[start]
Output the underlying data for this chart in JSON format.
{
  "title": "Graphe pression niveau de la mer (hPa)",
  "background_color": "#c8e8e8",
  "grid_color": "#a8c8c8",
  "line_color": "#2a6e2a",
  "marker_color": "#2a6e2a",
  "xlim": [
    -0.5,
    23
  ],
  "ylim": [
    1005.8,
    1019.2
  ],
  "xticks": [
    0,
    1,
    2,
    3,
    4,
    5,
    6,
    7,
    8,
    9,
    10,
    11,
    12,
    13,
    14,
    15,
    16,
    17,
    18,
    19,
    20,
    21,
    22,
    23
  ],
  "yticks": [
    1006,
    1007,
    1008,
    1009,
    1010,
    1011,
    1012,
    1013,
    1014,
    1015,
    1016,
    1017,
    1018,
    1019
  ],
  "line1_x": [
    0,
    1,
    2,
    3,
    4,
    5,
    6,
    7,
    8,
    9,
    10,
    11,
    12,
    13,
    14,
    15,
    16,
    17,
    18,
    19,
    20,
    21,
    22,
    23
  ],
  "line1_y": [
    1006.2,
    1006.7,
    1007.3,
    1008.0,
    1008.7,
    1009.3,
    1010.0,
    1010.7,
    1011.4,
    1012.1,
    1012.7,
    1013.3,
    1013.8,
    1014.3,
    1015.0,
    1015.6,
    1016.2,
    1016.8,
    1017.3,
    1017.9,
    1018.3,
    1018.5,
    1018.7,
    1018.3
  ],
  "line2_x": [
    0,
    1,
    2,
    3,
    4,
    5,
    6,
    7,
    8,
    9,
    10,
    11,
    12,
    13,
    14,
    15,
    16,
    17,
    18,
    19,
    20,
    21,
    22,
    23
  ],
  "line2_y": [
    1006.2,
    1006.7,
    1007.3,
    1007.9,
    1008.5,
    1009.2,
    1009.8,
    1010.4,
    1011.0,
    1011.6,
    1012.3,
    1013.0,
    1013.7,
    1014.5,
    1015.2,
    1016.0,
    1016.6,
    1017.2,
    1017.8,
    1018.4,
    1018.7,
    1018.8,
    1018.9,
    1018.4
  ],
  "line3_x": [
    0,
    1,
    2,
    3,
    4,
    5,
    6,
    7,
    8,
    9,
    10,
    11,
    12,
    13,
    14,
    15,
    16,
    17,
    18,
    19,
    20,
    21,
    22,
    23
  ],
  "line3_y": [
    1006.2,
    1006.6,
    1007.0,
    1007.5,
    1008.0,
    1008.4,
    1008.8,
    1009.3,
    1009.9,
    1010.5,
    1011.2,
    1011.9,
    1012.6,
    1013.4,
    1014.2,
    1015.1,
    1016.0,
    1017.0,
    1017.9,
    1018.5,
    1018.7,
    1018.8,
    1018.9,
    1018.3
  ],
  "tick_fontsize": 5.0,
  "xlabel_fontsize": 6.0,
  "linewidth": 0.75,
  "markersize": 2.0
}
[end]
▸ Given request: Every record shown above should be written out again exactly.

▸ Expected answer:
Output the underlying data for this chart in JSON format.
{
  "title": "Graphe pression niveau de la mer (hPa)",
  "background_color": "#c8e8e8",
  "grid_color": "#a8c8c8",
  "line_color": "#2a6e2a",
  "marker_color": "#2a6e2a",
  "xlim": [
    -0.5,
    23
  ],
  "ylim": [
    1005.8,
    1019.2
  ],
  "xticks": [
    0,
    1,
    2,
    3,
    4,
    5,
    6,
    7,
    8,
    9,
    10,
    11,
    12,
    13,
    14,
    15,
    16,
    17,
    18,
    19,
    20,
    21,
    22,
    23
  ],
  "yticks": [
    1006,
    1007,
    1008,
    1009,
    1010,
    1011,
    1012,
    1013,
    1014,
    1015,
    1016,
    1017,
    1018,
    1019
  ],
  "line1_x": [
    0,
    1,
    2,
    3,
    4,
    5,
    6,
    7,
    8,
    9,
    10,
    11,
    12,
    13,
    14,
    15,
    16,
    17,
    18,
    19,
    20,
    21,
    22,
    23
  ],
  "line1_y": [
    1006.2,
    1006.7,
    1007.3,
    1008.0,
    1008.7,
    1009.3,
    1010.0,
    1010.7,
    1011.4,
    1012.1,
    1012.7,
    1013.3,
    1013.8,
    1014.3,
    1015.0,
    1015.6,
    1016.2,
    1016.8,
    1017.3,
    1017.9,
    1018.3,
    1018.5,
    1018.7,
    1018.3
  ],
  "line2_x": [
    0,
    1,
    2,
    3,
    4,
    5,
    6,
    7,
    8,
    9,
    10,
    11,
    12,
    13,
    14,
    15,
    16,
    17,
    18,
    19,
    20,
    21,
    22,
    23
  ],
  "line2_y": [
    1006.2,
    1006.7,
    1007.3,
    1007.9,
    1008.5,
    1009.2,
    1009.8,
    1010.4,
    1011.0,
    1011.6,
    1012.3,
    1013.0,
    1013.7,
    1014.5,
    1015.2,
    1016.0,
    1016.6,
    1017.2,
    1017.8,
    1018.4,
    1018.7,
    1018.8,
    1018.9,
    1018.4
  ],
  "line3_x": [
    0,
    1,
    2,
    3,
    4,
    5,
    6,
    7,
    8,
    9,
    10,
    11,
    12,
    13,
    14,
    15,
    16,
    17,
    18,
    19,
    20,
    21,
    22,
    23
  ],
  "line3_y": [
    1006.2,
    1006.6,
    1007.0,
    1007.5,
    1008.0,
    1008.4,
    1008.8,
    1009.3,
    1009.9,
    1010.5,
    1011.2,
    1011.9,
    1012.6,
    1013.4,
    1014.2,
    1015.1,
    1016.0,
    1017.0,
    1017.9,
    1018.5,
    1018.7,
    1018.8,
    1018.9,
    1018.3
  ],
  "tick_fontsize": 5.0,
  "xlabel_fontsize": 6.0,
  "linewidth": 0.75,
  "markersize": 2.0
}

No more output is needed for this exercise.